• **WHAT TO PRODUCE**: Look for the word "name" in the entries below, then copy every line that has it.
************
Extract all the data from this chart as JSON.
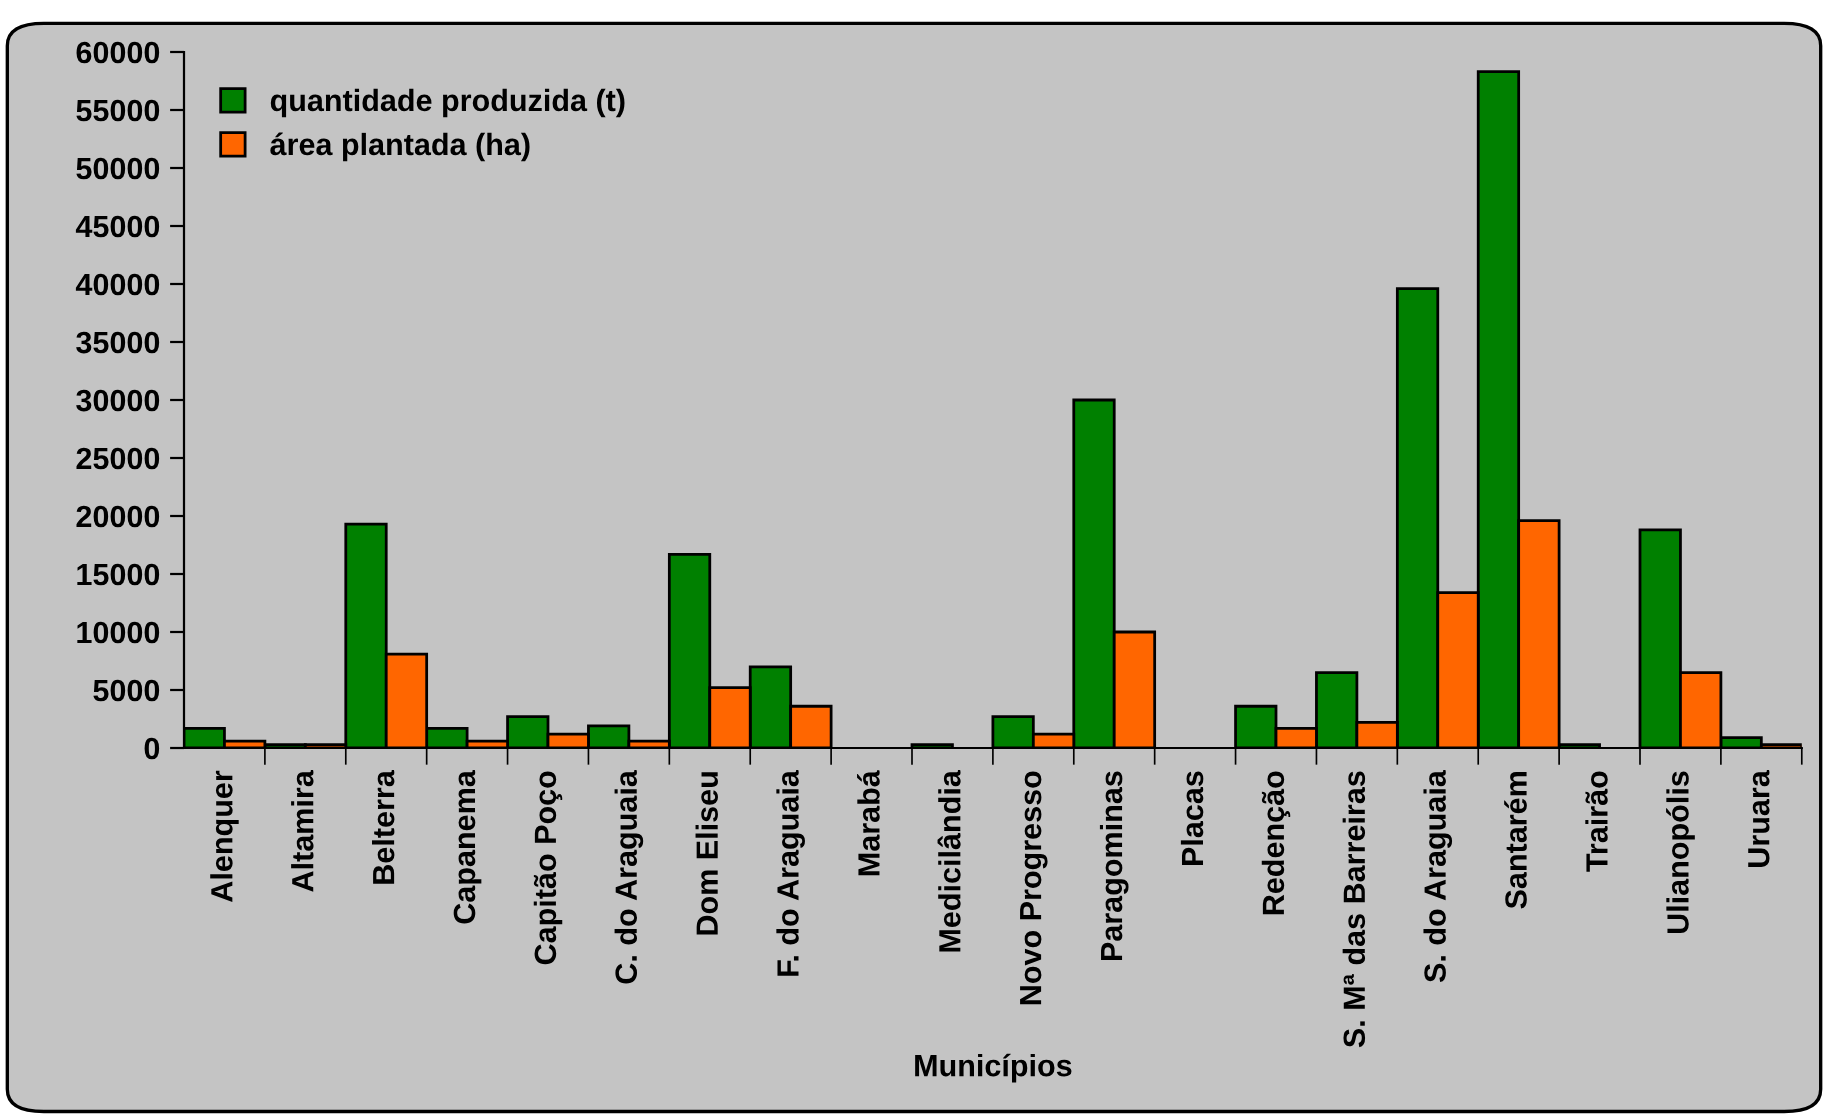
{
  "chart_data": {
    "type": "bar",
    "xlabel": "Municípios",
    "categories": [
      "Alenquer",
      "Altamira",
      "Belterra",
      "Capanema",
      "Capitão Poço",
      "C. do Araguaia",
      "Dom Eliseu",
      "F. do Araguaia",
      "Marabá",
      "Medicilândia",
      "Novo Progresso",
      "Paragominas",
      "Placas",
      "Redenção",
      "S. Mª das Barreiras",
      "S. do Araguaia",
      "Santarém",
      "Trairão",
      "Ulianopólis",
      "Uruara"
    ],
    "series": [
      {
        "name": "quantidade produzida (t)",
        "color": "#008000",
        "values": [
          1700,
          300,
          19300,
          1700,
          2700,
          1900,
          16700,
          7000,
          0,
          300,
          2700,
          30000,
          0,
          3600,
          6500,
          39600,
          58300,
          300,
          18800,
          900
        ]
      },
      {
        "name": "área plantada (ha)",
        "color": "#ff6600",
        "values": [
          600,
          300,
          8100,
          600,
          1200,
          600,
          5200,
          3600,
          0,
          0,
          1200,
          10000,
          0,
          1700,
          2200,
          13400,
          19600,
          0,
          6500,
          300
        ]
      }
    ],
    "ylim": [
      0,
      60000
    ],
    "yticks": [
      0,
      5000,
      10000,
      15000,
      20000,
      25000,
      30000,
      35000,
      40000,
      45000,
      50000,
      55000,
      60000
    ],
    "grid": false,
    "legend": "top left"
  }
}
************
• **SOLUTION FOR THIS TASK**:
        "name": "quantidade produzida (t)",
        "name": "área plantada (ha)",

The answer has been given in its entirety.